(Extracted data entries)
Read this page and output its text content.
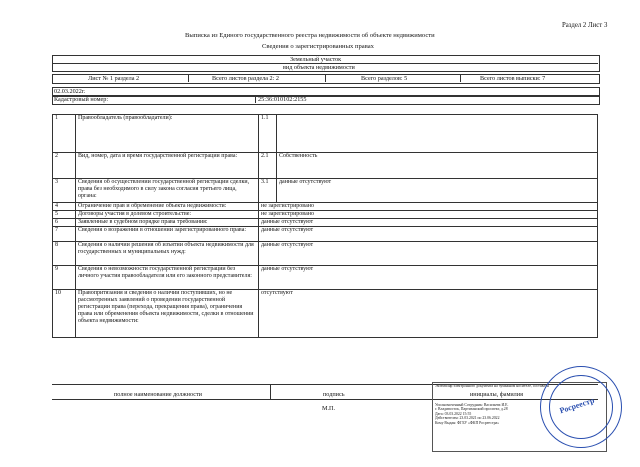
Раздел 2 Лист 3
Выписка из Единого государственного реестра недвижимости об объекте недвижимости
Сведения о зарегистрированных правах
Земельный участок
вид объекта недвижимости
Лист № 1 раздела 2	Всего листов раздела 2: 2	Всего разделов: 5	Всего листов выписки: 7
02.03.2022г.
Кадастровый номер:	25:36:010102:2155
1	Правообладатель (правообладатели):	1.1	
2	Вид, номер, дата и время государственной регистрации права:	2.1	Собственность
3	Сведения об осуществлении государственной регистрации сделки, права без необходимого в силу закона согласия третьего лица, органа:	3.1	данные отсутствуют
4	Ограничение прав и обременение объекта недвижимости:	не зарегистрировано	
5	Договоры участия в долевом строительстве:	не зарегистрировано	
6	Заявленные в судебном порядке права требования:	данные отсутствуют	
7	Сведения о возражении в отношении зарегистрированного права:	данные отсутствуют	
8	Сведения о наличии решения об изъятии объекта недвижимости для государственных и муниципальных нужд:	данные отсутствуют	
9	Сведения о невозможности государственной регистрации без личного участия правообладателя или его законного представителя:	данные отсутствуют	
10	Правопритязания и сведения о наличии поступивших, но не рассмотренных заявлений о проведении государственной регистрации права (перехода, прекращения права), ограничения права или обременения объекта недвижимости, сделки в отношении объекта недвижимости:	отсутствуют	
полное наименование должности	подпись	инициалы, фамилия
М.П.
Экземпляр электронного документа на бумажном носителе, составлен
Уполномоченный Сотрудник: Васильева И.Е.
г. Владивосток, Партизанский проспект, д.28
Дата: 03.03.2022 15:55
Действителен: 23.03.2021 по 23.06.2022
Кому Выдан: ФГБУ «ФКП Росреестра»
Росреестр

*Task description*:
Looking at the data above, how many lines hold the word "недвижимости"? Respond with the number alone.

*Written solution*:
5